- **Records excerpted from a collection**:
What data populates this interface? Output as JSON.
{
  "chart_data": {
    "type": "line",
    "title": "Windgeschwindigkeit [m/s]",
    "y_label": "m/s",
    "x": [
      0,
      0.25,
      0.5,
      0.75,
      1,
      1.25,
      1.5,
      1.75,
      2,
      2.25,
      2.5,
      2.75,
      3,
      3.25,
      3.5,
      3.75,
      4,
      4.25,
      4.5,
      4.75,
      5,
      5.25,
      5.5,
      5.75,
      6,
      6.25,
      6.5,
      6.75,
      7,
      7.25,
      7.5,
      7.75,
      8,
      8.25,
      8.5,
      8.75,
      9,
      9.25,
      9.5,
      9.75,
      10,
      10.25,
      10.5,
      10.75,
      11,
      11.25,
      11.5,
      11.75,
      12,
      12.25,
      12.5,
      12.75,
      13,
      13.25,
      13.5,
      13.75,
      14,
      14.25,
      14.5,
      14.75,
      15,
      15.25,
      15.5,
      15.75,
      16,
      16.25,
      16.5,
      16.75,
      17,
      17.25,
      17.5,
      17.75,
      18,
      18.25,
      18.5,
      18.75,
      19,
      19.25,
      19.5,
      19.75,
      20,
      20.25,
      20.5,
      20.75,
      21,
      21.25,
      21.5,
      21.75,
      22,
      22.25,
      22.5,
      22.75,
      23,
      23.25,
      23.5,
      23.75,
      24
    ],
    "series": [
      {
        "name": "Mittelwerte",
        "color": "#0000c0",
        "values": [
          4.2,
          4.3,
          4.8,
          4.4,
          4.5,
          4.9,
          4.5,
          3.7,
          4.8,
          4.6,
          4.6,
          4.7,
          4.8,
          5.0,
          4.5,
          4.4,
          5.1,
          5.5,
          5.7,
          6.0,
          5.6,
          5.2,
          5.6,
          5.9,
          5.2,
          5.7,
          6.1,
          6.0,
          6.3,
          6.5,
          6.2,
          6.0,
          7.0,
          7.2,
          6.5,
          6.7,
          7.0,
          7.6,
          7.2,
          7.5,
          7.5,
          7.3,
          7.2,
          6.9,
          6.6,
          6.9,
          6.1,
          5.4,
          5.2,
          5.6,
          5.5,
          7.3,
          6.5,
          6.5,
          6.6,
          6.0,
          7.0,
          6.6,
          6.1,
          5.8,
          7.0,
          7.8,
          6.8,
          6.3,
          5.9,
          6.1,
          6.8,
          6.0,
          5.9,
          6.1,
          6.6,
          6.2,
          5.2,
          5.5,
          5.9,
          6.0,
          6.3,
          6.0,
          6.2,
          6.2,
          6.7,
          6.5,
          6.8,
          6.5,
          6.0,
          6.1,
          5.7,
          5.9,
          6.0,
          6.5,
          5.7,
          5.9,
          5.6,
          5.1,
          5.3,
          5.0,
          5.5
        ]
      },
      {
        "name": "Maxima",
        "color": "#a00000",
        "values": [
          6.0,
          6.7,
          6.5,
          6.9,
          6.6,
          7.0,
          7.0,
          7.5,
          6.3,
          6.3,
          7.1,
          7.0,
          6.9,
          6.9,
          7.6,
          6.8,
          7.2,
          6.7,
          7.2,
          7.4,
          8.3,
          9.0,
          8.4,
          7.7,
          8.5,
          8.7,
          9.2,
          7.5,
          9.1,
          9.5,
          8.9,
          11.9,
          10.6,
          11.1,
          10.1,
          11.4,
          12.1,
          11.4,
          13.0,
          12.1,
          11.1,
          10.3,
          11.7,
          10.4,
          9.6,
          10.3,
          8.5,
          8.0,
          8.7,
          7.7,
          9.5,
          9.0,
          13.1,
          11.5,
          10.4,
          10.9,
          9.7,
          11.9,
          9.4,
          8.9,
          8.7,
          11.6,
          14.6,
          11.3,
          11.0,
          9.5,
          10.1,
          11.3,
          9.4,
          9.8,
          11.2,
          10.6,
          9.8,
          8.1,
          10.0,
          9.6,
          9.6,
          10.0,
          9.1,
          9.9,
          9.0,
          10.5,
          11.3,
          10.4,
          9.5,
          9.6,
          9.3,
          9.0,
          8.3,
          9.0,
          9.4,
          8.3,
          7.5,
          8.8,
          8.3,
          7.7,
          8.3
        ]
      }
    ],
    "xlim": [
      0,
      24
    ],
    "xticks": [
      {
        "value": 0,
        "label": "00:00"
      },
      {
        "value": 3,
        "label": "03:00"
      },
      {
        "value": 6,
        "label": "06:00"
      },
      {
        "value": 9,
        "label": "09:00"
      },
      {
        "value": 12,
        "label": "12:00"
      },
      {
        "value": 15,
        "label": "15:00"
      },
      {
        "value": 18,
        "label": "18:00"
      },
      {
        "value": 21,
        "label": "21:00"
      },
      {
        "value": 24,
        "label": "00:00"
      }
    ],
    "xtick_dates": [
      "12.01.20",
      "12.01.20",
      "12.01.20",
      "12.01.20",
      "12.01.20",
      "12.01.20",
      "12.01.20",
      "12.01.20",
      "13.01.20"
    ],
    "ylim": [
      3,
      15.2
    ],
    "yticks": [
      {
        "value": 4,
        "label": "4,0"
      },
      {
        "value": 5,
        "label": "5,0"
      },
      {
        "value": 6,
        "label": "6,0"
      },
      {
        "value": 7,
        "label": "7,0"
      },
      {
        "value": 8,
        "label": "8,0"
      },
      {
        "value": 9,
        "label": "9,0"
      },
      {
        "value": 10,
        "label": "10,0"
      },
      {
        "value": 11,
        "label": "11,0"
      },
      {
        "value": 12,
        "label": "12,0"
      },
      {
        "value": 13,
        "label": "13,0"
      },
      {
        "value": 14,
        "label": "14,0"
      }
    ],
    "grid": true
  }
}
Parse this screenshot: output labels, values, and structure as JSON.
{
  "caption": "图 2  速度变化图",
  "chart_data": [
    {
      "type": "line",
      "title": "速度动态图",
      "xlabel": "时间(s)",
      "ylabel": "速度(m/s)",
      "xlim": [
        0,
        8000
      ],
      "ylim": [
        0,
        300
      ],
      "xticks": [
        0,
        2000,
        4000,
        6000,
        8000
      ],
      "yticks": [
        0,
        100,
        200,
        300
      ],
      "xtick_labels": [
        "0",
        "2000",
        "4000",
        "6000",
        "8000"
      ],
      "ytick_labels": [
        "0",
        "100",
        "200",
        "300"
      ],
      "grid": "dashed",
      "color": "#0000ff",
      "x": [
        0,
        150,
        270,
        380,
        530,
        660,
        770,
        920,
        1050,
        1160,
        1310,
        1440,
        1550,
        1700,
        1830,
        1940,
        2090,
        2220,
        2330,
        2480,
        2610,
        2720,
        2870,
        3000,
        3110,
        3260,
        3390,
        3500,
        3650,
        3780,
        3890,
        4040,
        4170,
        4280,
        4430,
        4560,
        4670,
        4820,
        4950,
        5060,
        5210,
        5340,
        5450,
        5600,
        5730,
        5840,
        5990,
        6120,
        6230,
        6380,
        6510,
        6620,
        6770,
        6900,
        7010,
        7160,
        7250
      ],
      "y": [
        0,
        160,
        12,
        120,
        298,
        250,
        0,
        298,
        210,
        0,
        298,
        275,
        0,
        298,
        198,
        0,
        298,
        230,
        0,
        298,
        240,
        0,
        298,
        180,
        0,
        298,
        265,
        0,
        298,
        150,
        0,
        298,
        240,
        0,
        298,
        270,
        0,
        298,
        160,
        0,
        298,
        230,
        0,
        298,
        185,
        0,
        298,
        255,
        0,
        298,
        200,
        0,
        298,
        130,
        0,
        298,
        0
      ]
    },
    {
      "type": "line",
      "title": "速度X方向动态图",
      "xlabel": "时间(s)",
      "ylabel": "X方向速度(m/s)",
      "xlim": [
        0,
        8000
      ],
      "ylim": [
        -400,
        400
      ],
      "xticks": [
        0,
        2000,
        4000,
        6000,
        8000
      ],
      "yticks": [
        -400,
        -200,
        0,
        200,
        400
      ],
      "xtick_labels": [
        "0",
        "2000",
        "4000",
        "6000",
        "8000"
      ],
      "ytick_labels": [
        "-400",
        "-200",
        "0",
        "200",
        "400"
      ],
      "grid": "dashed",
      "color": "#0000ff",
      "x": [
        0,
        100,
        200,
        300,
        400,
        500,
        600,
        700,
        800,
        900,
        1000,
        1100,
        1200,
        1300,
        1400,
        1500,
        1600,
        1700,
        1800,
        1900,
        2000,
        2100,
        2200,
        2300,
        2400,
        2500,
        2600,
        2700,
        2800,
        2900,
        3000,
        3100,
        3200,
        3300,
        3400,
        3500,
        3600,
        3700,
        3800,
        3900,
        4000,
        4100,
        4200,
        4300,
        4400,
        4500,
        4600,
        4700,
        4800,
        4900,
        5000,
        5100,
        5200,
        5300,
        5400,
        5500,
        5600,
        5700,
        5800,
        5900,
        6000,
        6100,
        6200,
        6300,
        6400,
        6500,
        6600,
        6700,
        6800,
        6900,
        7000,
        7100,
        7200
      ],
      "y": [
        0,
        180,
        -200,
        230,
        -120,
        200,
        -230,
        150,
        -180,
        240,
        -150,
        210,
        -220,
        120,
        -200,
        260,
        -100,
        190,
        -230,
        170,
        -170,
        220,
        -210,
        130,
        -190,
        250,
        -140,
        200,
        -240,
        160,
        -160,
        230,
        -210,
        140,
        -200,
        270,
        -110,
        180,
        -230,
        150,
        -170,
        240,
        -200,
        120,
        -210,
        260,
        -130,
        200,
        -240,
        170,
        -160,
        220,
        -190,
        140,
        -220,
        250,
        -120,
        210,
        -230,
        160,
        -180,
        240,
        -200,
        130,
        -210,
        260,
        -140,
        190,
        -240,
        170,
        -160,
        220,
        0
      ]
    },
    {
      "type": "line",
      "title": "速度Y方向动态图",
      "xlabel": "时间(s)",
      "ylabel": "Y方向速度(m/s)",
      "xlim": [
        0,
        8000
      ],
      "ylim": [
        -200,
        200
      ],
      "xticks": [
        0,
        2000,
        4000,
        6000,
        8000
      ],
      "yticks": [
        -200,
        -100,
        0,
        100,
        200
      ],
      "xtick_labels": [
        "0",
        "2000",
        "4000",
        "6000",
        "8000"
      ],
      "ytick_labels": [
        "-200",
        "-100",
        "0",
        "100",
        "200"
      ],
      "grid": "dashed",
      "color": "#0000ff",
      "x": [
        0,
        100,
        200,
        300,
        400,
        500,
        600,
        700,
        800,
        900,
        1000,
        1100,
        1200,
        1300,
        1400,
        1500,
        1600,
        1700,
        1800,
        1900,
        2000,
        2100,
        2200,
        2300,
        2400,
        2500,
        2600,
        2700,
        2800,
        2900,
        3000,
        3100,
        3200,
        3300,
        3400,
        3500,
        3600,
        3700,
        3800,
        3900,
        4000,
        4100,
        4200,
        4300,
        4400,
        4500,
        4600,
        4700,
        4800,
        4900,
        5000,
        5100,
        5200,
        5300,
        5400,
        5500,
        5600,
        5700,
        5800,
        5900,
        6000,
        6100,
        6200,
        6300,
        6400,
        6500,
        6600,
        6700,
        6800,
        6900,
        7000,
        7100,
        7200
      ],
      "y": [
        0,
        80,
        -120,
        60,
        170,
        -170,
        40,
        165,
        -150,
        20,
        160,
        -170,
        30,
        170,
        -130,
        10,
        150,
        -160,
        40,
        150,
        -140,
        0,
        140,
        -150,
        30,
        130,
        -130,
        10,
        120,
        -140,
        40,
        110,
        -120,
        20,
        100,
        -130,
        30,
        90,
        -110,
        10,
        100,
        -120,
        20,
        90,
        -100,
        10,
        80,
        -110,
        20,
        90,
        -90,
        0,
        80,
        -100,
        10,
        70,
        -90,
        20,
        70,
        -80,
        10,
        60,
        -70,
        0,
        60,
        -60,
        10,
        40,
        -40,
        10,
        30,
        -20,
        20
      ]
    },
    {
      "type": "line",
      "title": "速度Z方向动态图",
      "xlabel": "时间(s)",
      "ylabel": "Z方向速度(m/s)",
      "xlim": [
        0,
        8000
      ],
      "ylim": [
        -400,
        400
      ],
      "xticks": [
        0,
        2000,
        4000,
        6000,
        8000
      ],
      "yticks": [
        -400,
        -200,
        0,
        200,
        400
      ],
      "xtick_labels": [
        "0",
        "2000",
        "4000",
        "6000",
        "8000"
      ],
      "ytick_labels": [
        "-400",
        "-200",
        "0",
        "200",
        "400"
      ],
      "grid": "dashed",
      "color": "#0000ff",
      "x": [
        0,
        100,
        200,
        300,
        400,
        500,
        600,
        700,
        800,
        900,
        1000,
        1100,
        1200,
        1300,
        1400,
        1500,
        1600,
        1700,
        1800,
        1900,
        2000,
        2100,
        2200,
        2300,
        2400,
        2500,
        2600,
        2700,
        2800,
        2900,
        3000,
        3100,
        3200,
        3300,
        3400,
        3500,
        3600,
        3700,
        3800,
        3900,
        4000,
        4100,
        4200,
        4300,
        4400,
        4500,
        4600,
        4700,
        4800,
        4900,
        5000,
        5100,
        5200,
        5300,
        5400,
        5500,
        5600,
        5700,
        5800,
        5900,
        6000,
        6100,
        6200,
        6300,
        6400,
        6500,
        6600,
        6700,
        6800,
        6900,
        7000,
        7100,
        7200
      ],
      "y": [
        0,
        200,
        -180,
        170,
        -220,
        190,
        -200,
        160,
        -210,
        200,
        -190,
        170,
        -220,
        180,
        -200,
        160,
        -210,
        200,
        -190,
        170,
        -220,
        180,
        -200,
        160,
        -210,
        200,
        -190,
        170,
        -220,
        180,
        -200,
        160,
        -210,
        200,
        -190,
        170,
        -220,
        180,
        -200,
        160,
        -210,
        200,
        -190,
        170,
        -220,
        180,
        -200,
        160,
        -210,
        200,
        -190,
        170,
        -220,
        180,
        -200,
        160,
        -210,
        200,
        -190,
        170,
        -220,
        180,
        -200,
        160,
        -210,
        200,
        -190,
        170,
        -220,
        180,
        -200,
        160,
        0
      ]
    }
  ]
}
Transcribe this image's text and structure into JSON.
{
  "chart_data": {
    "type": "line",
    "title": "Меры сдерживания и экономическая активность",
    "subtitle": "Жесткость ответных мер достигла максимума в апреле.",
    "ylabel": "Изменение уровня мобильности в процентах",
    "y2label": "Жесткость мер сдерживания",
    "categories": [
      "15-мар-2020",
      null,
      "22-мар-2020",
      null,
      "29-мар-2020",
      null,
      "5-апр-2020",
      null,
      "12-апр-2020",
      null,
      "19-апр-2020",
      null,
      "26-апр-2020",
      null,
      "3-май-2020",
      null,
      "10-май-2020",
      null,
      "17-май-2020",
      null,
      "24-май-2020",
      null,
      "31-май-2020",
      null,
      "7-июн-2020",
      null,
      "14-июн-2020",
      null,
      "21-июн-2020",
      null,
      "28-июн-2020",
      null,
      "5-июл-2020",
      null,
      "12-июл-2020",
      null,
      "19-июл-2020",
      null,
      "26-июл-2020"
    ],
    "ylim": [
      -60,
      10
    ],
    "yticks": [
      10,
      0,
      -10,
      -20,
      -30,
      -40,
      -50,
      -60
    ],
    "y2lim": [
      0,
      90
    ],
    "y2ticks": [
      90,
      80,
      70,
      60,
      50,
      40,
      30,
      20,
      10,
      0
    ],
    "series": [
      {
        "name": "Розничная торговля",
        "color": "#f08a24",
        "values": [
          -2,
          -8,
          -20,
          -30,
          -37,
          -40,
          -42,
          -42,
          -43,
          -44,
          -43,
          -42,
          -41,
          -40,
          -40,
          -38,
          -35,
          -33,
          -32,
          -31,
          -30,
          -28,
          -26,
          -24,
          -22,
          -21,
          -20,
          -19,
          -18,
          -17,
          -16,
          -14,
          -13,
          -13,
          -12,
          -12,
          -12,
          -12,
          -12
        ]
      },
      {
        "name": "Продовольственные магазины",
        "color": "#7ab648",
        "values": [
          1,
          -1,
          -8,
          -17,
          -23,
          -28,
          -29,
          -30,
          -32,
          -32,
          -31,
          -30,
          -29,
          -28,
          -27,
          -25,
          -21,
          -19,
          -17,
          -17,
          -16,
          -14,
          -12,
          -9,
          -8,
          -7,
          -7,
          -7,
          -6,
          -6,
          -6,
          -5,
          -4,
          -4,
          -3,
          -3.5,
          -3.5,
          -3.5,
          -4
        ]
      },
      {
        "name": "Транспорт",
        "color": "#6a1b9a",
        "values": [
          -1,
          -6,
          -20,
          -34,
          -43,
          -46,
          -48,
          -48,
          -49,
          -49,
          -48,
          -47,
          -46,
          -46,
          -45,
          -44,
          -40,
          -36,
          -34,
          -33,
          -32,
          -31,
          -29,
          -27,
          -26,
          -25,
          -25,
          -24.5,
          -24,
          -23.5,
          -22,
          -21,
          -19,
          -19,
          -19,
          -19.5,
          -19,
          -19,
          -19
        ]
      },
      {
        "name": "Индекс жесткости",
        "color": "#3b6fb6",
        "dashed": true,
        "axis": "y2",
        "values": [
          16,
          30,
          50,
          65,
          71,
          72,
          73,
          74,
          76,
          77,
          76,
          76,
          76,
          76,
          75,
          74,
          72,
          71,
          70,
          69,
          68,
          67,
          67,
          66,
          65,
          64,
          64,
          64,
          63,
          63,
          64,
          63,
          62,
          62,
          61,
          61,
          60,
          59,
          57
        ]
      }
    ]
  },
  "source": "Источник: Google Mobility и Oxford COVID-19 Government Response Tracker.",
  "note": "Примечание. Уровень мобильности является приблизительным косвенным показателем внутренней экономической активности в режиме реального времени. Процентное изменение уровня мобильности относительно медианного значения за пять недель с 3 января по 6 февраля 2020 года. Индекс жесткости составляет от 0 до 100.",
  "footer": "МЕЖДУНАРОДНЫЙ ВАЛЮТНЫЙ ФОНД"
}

- **GOAL**: Gather all lines from the records above in which "color" appears.

- **FINAL RESULT**:
        "color": "#0000c0",
        "color": "#a00000",
      "color": "#0000ff",
      "color": "#0000ff",
      "color": "#0000ff",
      "color": "#0000ff",
        "color": "#f08a24",
        "color": "#7ab648",
        "color": "#6a1b9a",
        "color": "#3b6fb6",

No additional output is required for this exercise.